> _INSTRUCTION_:
Out of the lines in this data, how many include "name"? Give the number and nothing else.

> _DATA FOR THE TASK_:
▬▬▬

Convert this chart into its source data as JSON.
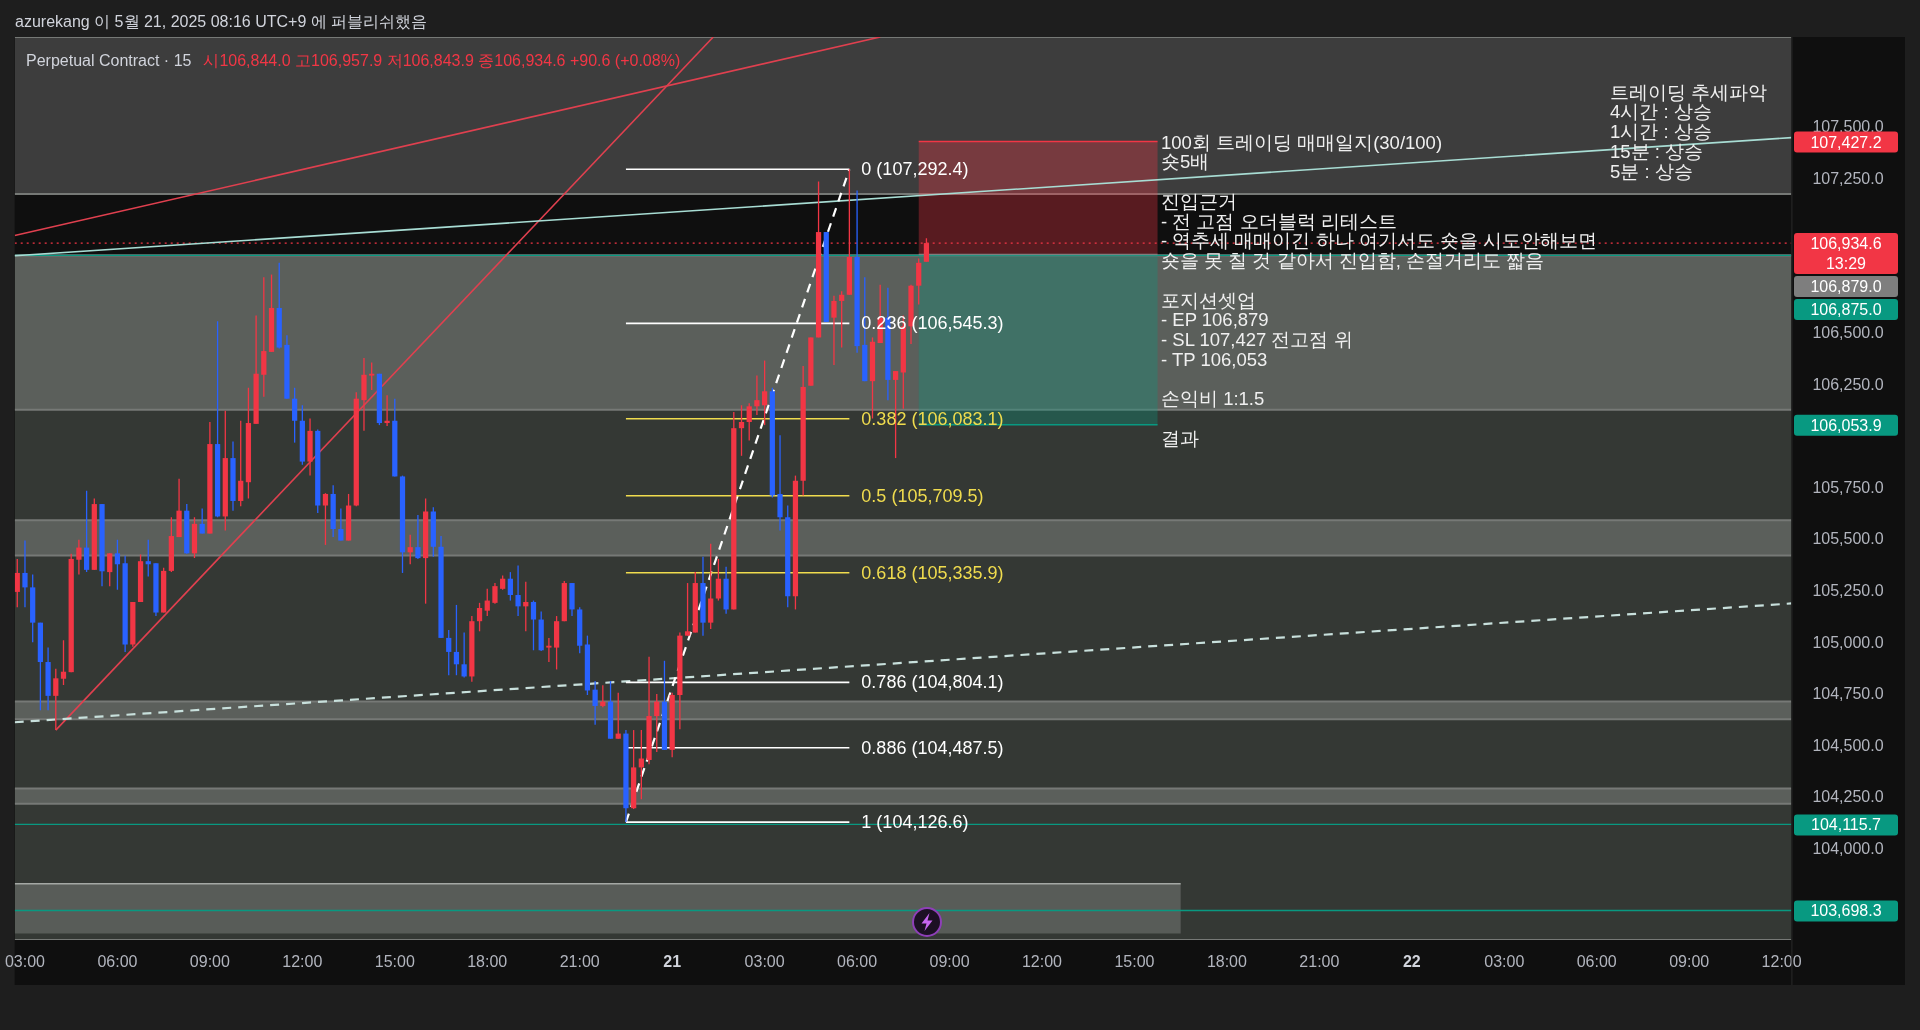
{
  "chart_data": {
    "type": "candlestick",
    "title": "Perpetual Contract · 15",
    "subtitle": "시106,844.0 고106,957.9 저106,843.9 종106,934.6 +90.6 (+0.08%)",
    "annotations": [
      "azurekang 이 5월 21, 2025 08:16 UTC+9 에 퍼블리쉬했음",
      "100회 트레이딩 매매일지(30/100)\n숏5배\n\n진입근거\n- 전 고점 오더블럭 리테스트\n- 역추세 매매이긴 하나 여기서도 숏을 시도안해보면\n숏을 못 칠 것 같아서 진입함, 손절거리도 짧음\n\n포지션셋업\n- EP 106,879\n- SL 107,427 전고점 위\n- TP 106,053\n\n손익비 1:1.5\n\n결과",
      "트레이딩 추세파악\n4시간 : 상승\n1시간 : 상승\n15분 : 상승\n5분 : 상승",
      "107,427.2",
      "106,879.0",
      "106,875.0",
      "106,053.9"
    ],
    "x": [
      "2025-05-20T02:45",
      "2025-05-20T03:00",
      "2025-05-20T03:15",
      "2025-05-20T03:30",
      "2025-05-20T03:45",
      "2025-05-20T04:00",
      "2025-05-20T04:15",
      "2025-05-20T04:30",
      "2025-05-20T04:45",
      "2025-05-20T05:00",
      "2025-05-20T05:15",
      "2025-05-20T05:30",
      "2025-05-20T05:45",
      "2025-05-20T06:00",
      "2025-05-20T06:15",
      "2025-05-20T06:30",
      "2025-05-20T06:45",
      "2025-05-20T07:00",
      "2025-05-20T07:15",
      "2025-05-20T07:30",
      "2025-05-20T07:45",
      "2025-05-20T08:00",
      "2025-05-20T08:15",
      "2025-05-20T08:30",
      "2025-05-20T08:45",
      "2025-05-20T09:00",
      "2025-05-20T09:15",
      "2025-05-20T09:30",
      "2025-05-20T09:45",
      "2025-05-20T10:00",
      "2025-05-20T10:15",
      "2025-05-20T10:30",
      "2025-05-20T10:45",
      "2025-05-20T11:00",
      "2025-05-20T11:15",
      "2025-05-20T11:30",
      "2025-05-20T11:45",
      "2025-05-20T12:00",
      "2025-05-20T12:15",
      "2025-05-20T12:30",
      "2025-05-20T12:45",
      "2025-05-20T13:00",
      "2025-05-20T13:15",
      "2025-05-20T13:30",
      "2025-05-20T13:45",
      "2025-05-20T14:00",
      "2025-05-20T14:15",
      "2025-05-20T14:30",
      "2025-05-20T14:45",
      "2025-05-20T15:00",
      "2025-05-20T15:15",
      "2025-05-20T15:30",
      "2025-05-20T15:45",
      "2025-05-20T16:00",
      "2025-05-20T16:15",
      "2025-05-20T16:30",
      "2025-05-20T16:45",
      "2025-05-20T17:00",
      "2025-05-20T17:15",
      "2025-05-20T17:30",
      "2025-05-20T17:45",
      "2025-05-20T18:00",
      "2025-05-20T18:15",
      "2025-05-20T18:30",
      "2025-05-20T18:45",
      "2025-05-20T19:00",
      "2025-05-20T19:15",
      "2025-05-20T19:30",
      "2025-05-20T19:45",
      "2025-05-20T20:00",
      "2025-05-20T20:15",
      "2025-05-20T20:30",
      "2025-05-20T20:45",
      "2025-05-20T21:00",
      "2025-05-20T21:15",
      "2025-05-20T21:30",
      "2025-05-20T21:45",
      "2025-05-20T22:00",
      "2025-05-20T22:15",
      "2025-05-20T22:30",
      "2025-05-20T22:45",
      "2025-05-20T23:00",
      "2025-05-20T23:15",
      "2025-05-20T23:30",
      "2025-05-20T23:45",
      "2025-05-21T00:00",
      "2025-05-21T00:15",
      "2025-05-21T00:30",
      "2025-05-21T00:45",
      "2025-05-21T01:00",
      "2025-05-21T01:15",
      "2025-05-21T01:30",
      "2025-05-21T01:45",
      "2025-05-21T02:00",
      "2025-05-21T02:15",
      "2025-05-21T02:30",
      "2025-05-21T02:45",
      "2025-05-21T03:00",
      "2025-05-21T03:15",
      "2025-05-21T03:30",
      "2025-05-21T03:45",
      "2025-05-21T04:00",
      "2025-05-21T04:15",
      "2025-05-21T04:30",
      "2025-05-21T04:45",
      "2025-05-21T05:00",
      "2025-05-21T05:15",
      "2025-05-21T05:30",
      "2025-05-21T05:45",
      "2025-05-21T06:00",
      "2025-05-21T06:15",
      "2025-05-21T06:30",
      "2025-05-21T06:45",
      "2025-05-21T07:00",
      "2025-05-21T07:15",
      "2025-05-21T07:30",
      "2025-05-21T07:45",
      "2025-05-21T08:00",
      "2025-05-21T08:15"
    ],
    "ohlc": [
      [
        105243,
        105403,
        105169,
        105335
      ],
      [
        105335,
        105492,
        105169,
        105265
      ],
      [
        105265,
        105328,
        104999,
        105094
      ],
      [
        105094,
        105094,
        104669,
        104903
      ],
      [
        104903,
        104973,
        104669,
        104739
      ],
      [
        104739,
        104871,
        104573,
        104824
      ],
      [
        104822,
        105009,
        104792,
        104856
      ],
      [
        104854,
        105428,
        104854,
        105403
      ],
      [
        105399,
        105496,
        105328,
        105458
      ],
      [
        105458,
        105733,
        105339,
        105350
      ],
      [
        105350,
        105696,
        105350,
        105669
      ],
      [
        105669,
        105669,
        105271,
        105343
      ],
      [
        105339,
        105430,
        105271,
        105430
      ],
      [
        105430,
        105496,
        105254,
        105377
      ],
      [
        105382,
        105418,
        104952,
        104988
      ],
      [
        104988,
        105194,
        104977,
        105194
      ],
      [
        105194,
        105424,
        105194,
        105392
      ],
      [
        105392,
        105496,
        105318,
        105377
      ],
      [
        105382,
        105382,
        105126,
        105143
      ],
      [
        105143,
        105360,
        105143,
        105345
      ],
      [
        105345,
        105605,
        105339,
        105514
      ],
      [
        105509,
        105792,
        105509,
        105637
      ],
      [
        105637,
        105669,
        105428,
        105430
      ],
      [
        105430,
        105605,
        105407,
        105573
      ],
      [
        105573,
        105648,
        105526,
        105526
      ],
      [
        105526,
        106067,
        105526,
        105960
      ],
      [
        105960,
        106556,
        105605,
        105609
      ],
      [
        105609,
        106122,
        105541,
        105892
      ],
      [
        105892,
        105973,
        105637,
        105684
      ],
      [
        105684,
        106073,
        105658,
        105782
      ],
      [
        105775,
        106233,
        105696,
        106062
      ],
      [
        106058,
        106584,
        106058,
        106301
      ],
      [
        106296,
        106769,
        106190,
        106411
      ],
      [
        106407,
        106782,
        106407,
        106620
      ],
      [
        106620,
        106839,
        106424,
        106428
      ],
      [
        106441,
        106488,
        106180,
        106180
      ],
      [
        106180,
        106233,
        105967,
        106073
      ],
      [
        106073,
        106148,
        105860,
        105875
      ],
      [
        105875,
        106084,
        105807,
        106024
      ],
      [
        106024,
        106031,
        105626,
        105662
      ],
      [
        105662,
        105722,
        105471,
        105718
      ],
      [
        105718,
        105760,
        105509,
        105548
      ],
      [
        105548,
        105648,
        105492,
        105492
      ],
      [
        105492,
        105718,
        105492,
        105662
      ],
      [
        105662,
        106211,
        105658,
        106180
      ],
      [
        106173,
        106377,
        106024,
        106296
      ],
      [
        106292,
        106356,
        106222,
        106301
      ],
      [
        106301,
        106301,
        106052,
        106062
      ],
      [
        106062,
        106197,
        106048,
        106073
      ],
      [
        106073,
        106180,
        105803,
        105803
      ],
      [
        105803,
        105807,
        105335,
        105435
      ],
      [
        105435,
        105520,
        105377,
        105460
      ],
      [
        105460,
        105616,
        105403,
        105407
      ],
      [
        105407,
        105696,
        105186,
        105633
      ],
      [
        105633,
        105654,
        105414,
        105462
      ],
      [
        105462,
        105514,
        105020,
        105020
      ],
      [
        105020,
        105058,
        104839,
        104952
      ],
      [
        104952,
        105180,
        104839,
        104892
      ],
      [
        104892,
        105046,
        104828,
        104833
      ],
      [
        104833,
        105126,
        104807,
        105101
      ],
      [
        105101,
        105190,
        105052,
        105165
      ],
      [
        105152,
        105258,
        105126,
        105201
      ],
      [
        105190,
        105286,
        105186,
        105271
      ],
      [
        105258,
        105322,
        105254,
        105307
      ],
      [
        105307,
        105339,
        105201,
        105228
      ],
      [
        105228,
        105371,
        105126,
        105173
      ],
      [
        105173,
        105292,
        105052,
        105194
      ],
      [
        105194,
        105201,
        104960,
        105109
      ],
      [
        105109,
        105148,
        104956,
        104960
      ],
      [
        104973,
        105020,
        104903,
        104982
      ],
      [
        104973,
        105126,
        104867,
        105101
      ],
      [
        105101,
        105296,
        105101,
        105286
      ],
      [
        105286,
        105286,
        105126,
        105158
      ],
      [
        105158,
        105169,
        104945,
        104982
      ],
      [
        104988,
        105031,
        104743,
        104765
      ],
      [
        104769,
        104811,
        104599,
        104690
      ],
      [
        104690,
        104790,
        104684,
        104711
      ],
      [
        104711,
        104811,
        104531,
        104531
      ],
      [
        104531,
        104754,
        104531,
        104556
      ],
      [
        104556,
        104573,
        104127,
        104194
      ],
      [
        104194,
        104573,
        104190,
        104392
      ],
      [
        104392,
        104573,
        104237,
        104435
      ],
      [
        104428,
        104928,
        104407,
        104641
      ],
      [
        104641,
        104748,
        104467,
        104711
      ],
      [
        104711,
        104909,
        104477,
        104477
      ],
      [
        104477,
        104754,
        104441,
        104743
      ],
      [
        104743,
        105046,
        104577,
        105031
      ],
      [
        105031,
        105286,
        105031,
        105052
      ],
      [
        105046,
        105339,
        105046,
        105286
      ],
      [
        105286,
        105414,
        105031,
        105094
      ],
      [
        105094,
        105477,
        105063,
        105211
      ],
      [
        105211,
        105403,
        105201,
        105307
      ],
      [
        105307,
        105365,
        105137,
        105158
      ],
      [
        105158,
        106116,
        105158,
        106037
      ],
      [
        106037,
        106148,
        105903,
        106067
      ],
      [
        106067,
        106158,
        105977,
        106143
      ],
      [
        106143,
        106292,
        106101,
        106173
      ],
      [
        106148,
        106365,
        106052,
        106216
      ],
      [
        106216,
        106233,
        105701,
        105711
      ],
      [
        105718,
        106003,
        105541,
        105605
      ],
      [
        105605,
        105662,
        105169,
        105222
      ],
      [
        105222,
        105807,
        105158,
        105782
      ],
      [
        105782,
        106339,
        105711,
        106237
      ],
      [
        106243,
        106477,
        106243,
        106477
      ],
      [
        106477,
        107233,
        106477,
        106988
      ],
      [
        106988,
        106988,
        106552,
        106552
      ],
      [
        106573,
        106679,
        106343,
        106654
      ],
      [
        106654,
        106701,
        106428,
        106684
      ],
      [
        106684,
        107292.4,
        106684,
        106867
      ],
      [
        106867,
        107190,
        106403,
        106435
      ],
      [
        106441,
        106769,
        106265,
        106265
      ],
      [
        106265,
        106477,
        106084,
        106456
      ],
      [
        106450,
        106733,
        106450,
        106573
      ],
      [
        106573,
        106718,
        106173,
        106271
      ],
      [
        106271,
        106314,
        105892,
        106314
      ],
      [
        106307,
        106584,
        106131,
        106531
      ],
      [
        106531,
        106733,
        106445,
        106728
      ],
      [
        106728,
        106860,
        106637,
        106839
      ],
      [
        106844.0,
        106957.9,
        106843.9,
        106934.6
      ]
    ],
    "colors": [
      "#f23645",
      "#2962ff",
      "#2962ff",
      "#2962ff",
      "#2962ff",
      "#f23645",
      "#f23645",
      "#f23645",
      "#f23645",
      "#2962ff",
      "#f23645",
      "#2962ff",
      "#f23645",
      "#2962ff",
      "#2962ff",
      "#f23645",
      "#f23645",
      "#2962ff",
      "#2962ff",
      "#f23645",
      "#f23645",
      "#f23645",
      "#2962ff",
      "#f23645",
      "#2962ff",
      "#f23645",
      "#2962ff",
      "#f23645",
      "#2962ff",
      "#f23645",
      "#f23645",
      "#f23645",
      "#f23645",
      "#f23645",
      "#2962ff",
      "#2962ff",
      "#2962ff",
      "#2962ff",
      "#f23645",
      "#2962ff",
      "#f23645",
      "#2962ff",
      "#2962ff",
      "#f23645",
      "#f23645",
      "#f23645",
      "#f23645",
      "#2962ff",
      "#f23645",
      "#2962ff",
      "#2962ff",
      "#f23645",
      "#2962ff",
      "#f23645",
      "#2962ff",
      "#2962ff",
      "#2962ff",
      "#2962ff",
      "#2962ff",
      "#f23645",
      "#f23645",
      "#f23645",
      "#f23645",
      "#f23645",
      "#2962ff",
      "#2962ff",
      "#f23645",
      "#2962ff",
      "#2962ff",
      "#f23645",
      "#f23645",
      "#f23645",
      "#2962ff",
      "#2962ff",
      "#2962ff",
      "#2962ff",
      "#f23645",
      "#2962ff",
      "#f23645",
      "#2962ff",
      "#f23645",
      "#f23645",
      "#f23645",
      "#f23645",
      "#2962ff",
      "#f23645",
      "#f23645",
      "#f23645",
      "#f23645",
      "#2962ff",
      "#f23645",
      "#f23645",
      "#2962ff",
      "#f23645",
      "#f23645",
      "#f23645",
      "#f23645",
      "#f23645",
      "#2962ff",
      "#2962ff",
      "#2962ff",
      "#f23645",
      "#f23645",
      "#f23645",
      "#f23645",
      "#2962ff",
      "#f23645",
      "#f23645",
      "#f23645",
      "#2962ff",
      "#2962ff",
      "#f23645",
      "#f23645",
      "#2962ff",
      "#f23645",
      "#f23645",
      "#f23645",
      "#f23645",
      "#f23645"
    ],
    "xlim": [
      "2025-05-20T02:40",
      "2025-05-22T12:19"
    ],
    "xticks": [
      {
        "value": "2025-05-20T03:00",
        "label": "03:00"
      },
      {
        "value": "2025-05-20T06:00",
        "label": "06:00"
      },
      {
        "value": "2025-05-20T09:00",
        "label": "09:00"
      },
      {
        "value": "2025-05-20T12:00",
        "label": "12:00"
      },
      {
        "value": "2025-05-20T15:00",
        "label": "15:00"
      },
      {
        "value": "2025-05-20T18:00",
        "label": "18:00"
      },
      {
        "value": "2025-05-20T21:00",
        "label": "21:00"
      },
      {
        "value": "2025-05-21T00:00",
        "label": "21"
      },
      {
        "value": "2025-05-21T03:00",
        "label": "03:00"
      },
      {
        "value": "2025-05-21T06:00",
        "label": "06:00"
      },
      {
        "value": "2025-05-21T09:00",
        "label": "09:00"
      },
      {
        "value": "2025-05-21T12:00",
        "label": "12:00"
      },
      {
        "value": "2025-05-21T15:00",
        "label": "15:00"
      },
      {
        "value": "2025-05-21T18:00",
        "label": "18:00"
      },
      {
        "value": "2025-05-21T21:00",
        "label": "21:00"
      },
      {
        "value": "2025-05-22T00:00",
        "label": "22"
      },
      {
        "value": "2025-05-22T03:00",
        "label": "03:00"
      },
      {
        "value": "2025-05-22T06:00",
        "label": "06:00"
      },
      {
        "value": "2025-05-22T09:00",
        "label": "09:00"
      },
      {
        "value": "2025-05-22T12:00",
        "label": "12:00"
      }
    ],
    "ylim": [
      103555,
      107934
    ],
    "yticks": [
      {
        "value": 104000,
        "label": "104,000.0"
      },
      {
        "value": 104250,
        "label": "104,250.0"
      },
      {
        "value": 104500,
        "label": "104,500.0"
      },
      {
        "value": 104750,
        "label": "104,750.0"
      },
      {
        "value": 105000,
        "label": "105,000.0"
      },
      {
        "value": 105250,
        "label": "105,250.0"
      },
      {
        "value": 105500,
        "label": "105,500.0"
      },
      {
        "value": 105750,
        "label": "105,750.0"
      },
      {
        "value": 106250,
        "label": "106,250.0"
      },
      {
        "value": 106500,
        "label": "106,500.0"
      },
      {
        "value": 107250,
        "label": "107,250.0"
      },
      {
        "value": 107500,
        "label": "107,500.0"
      }
    ],
    "bands": [
      {
        "axis": "y",
        "from": 103555,
        "to": 106875,
        "color": "#343834"
      },
      {
        "axis": "y",
        "from": 107173,
        "to": 107934,
        "color": "#3d3d3d"
      },
      {
        "axis": "y",
        "from": 106126,
        "to": 106875,
        "color": "#5b5f5b"
      },
      {
        "axis": "y",
        "from": 105420,
        "to": 105590,
        "color": "#5b5f5b"
      },
      {
        "axis": "y",
        "from": 104626,
        "to": 104711,
        "color": "#5b5f5b"
      },
      {
        "axis": "y",
        "from": 104216,
        "to": 104290,
        "color": "#5b5f5b"
      }
    ],
    "ref_lines": [
      {
        "axis": "y",
        "value": 106934.6,
        "label": "106,934.6\n13:29",
        "color": "#f23645",
        "line_style": "dotted"
      },
      {
        "axis": "y",
        "value": 106875.0,
        "color": "#089981",
        "line_style": "solid"
      },
      {
        "axis": "y",
        "value": 104115.7,
        "label": "104,115.7",
        "color": "#089981",
        "line_style": "solid"
      },
      {
        "axis": "y",
        "value": 103698.3,
        "label": "103,698.3",
        "color": "#089981",
        "line_style": "solid"
      }
    ],
    "series": [
      {
        "type": "line",
        "x": [
          "2025-05-20T02:40",
          "2025-05-21T16:30"
        ],
        "values": [
          103828,
          103828
        ],
        "lower": [
          103586,
          103586
        ],
        "upper": [
          103828,
          103828
        ],
        "color": "#a4a8a4"
      },
      {
        "type": "line",
        "x": [
          "2025-05-21T08:00",
          "2025-05-21T15:45"
        ],
        "values": [
          107427.2,
          107427.2
        ],
        "lower": [
          106879,
          106879
        ],
        "upper": [
          107427.2,
          107427.2
        ],
        "color": "#f23645"
      },
      {
        "type": "line",
        "x": [
          "2025-05-21T08:00",
          "2025-05-21T15:45"
        ],
        "values": [
          106053.9,
          106053.9
        ],
        "lower": [
          106053.9,
          106053.9
        ],
        "upper": [
          106879,
          106879
        ],
        "color": "#089981"
      },
      {
        "type": "line",
        "x": [
          "2025-05-21T08:00",
          "2025-05-21T15:45"
        ],
        "values": [
          106879,
          106879
        ],
        "color": "#7e7e7e"
      },
      {
        "type": "line",
        "x": [
          "2025-05-20T02:40",
          "2025-05-21T06:45"
        ],
        "values": [
          106971,
          107934
        ],
        "color": "#e0404f"
      },
      {
        "type": "line",
        "x": [
          "2025-05-20T04:00",
          "2025-05-21T01:20"
        ],
        "values": [
          104573,
          107934
        ],
        "color": "#e0404f"
      },
      {
        "type": "line",
        "x": [
          "2025-05-20T02:40",
          "2025-05-22T12:19"
        ],
        "values": [
          106873,
          107446
        ],
        "color": "#a8ddd4"
      },
      {
        "type": "line",
        "x": [
          "2025-05-20T02:40",
          "2025-05-22T12:19"
        ],
        "values": [
          104611,
          105187
        ],
        "color": "#c8e0dc",
        "line_style": "dashed"
      },
      {
        "type": "line",
        "x": [
          "2025-05-20T22:30",
          "2025-05-21T05:45"
        ],
        "values": [
          104126.6,
          107292.4
        ],
        "color": "#ffffff",
        "line_style": "dashed"
      },
      {
        "type": "line",
        "name": "0 (107,292.4)",
        "x": [
          "2025-05-20T22:30",
          "2025-05-21T05:45"
        ],
        "values": [
          107292.4,
          107292.4
        ],
        "color": "#ffffff"
      },
      {
        "type": "line",
        "name": "0.236 (106,545.3)",
        "x": [
          "2025-05-20T22:30",
          "2025-05-21T05:45"
        ],
        "values": [
          106545.3,
          106545.3
        ],
        "color": "#ffffff"
      },
      {
        "type": "line",
        "name": "0.382 (106,083.1)",
        "x": [
          "2025-05-20T22:30",
          "2025-05-21T05:45"
        ],
        "values": [
          106083.1,
          106083.1
        ],
        "color": "#f0dc4e"
      },
      {
        "type": "line",
        "name": "0.5 (105,709.5)",
        "x": [
          "2025-05-20T22:30",
          "2025-05-21T05:45"
        ],
        "values": [
          105709.5,
          105709.5
        ],
        "color": "#f0dc4e"
      },
      {
        "type": "line",
        "name": "0.618 (105,335.9)",
        "x": [
          "2025-05-20T22:30",
          "2025-05-21T05:45"
        ],
        "values": [
          105335.9,
          105335.9
        ],
        "color": "#f0dc4e"
      },
      {
        "type": "line",
        "name": "0.786 (104,804.1)",
        "x": [
          "2025-05-20T22:30",
          "2025-05-21T05:45"
        ],
        "values": [
          104804.1,
          104804.1
        ],
        "color": "#ffffff"
      },
      {
        "type": "line",
        "name": "0.886 (104,487.5)",
        "x": [
          "2025-05-20T22:30",
          "2025-05-21T05:45"
        ],
        "values": [
          104487.5,
          104487.5
        ],
        "color": "#ffffff"
      },
      {
        "type": "line",
        "name": "1 (104,126.6)",
        "x": [
          "2025-05-20T22:30",
          "2025-05-21T05:45"
        ],
        "values": [
          104126.6,
          104126.6
        ],
        "color": "#ffffff"
      }
    ]
  }
}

▬▬▬

> _OUTPUT OF THE TASK_:
8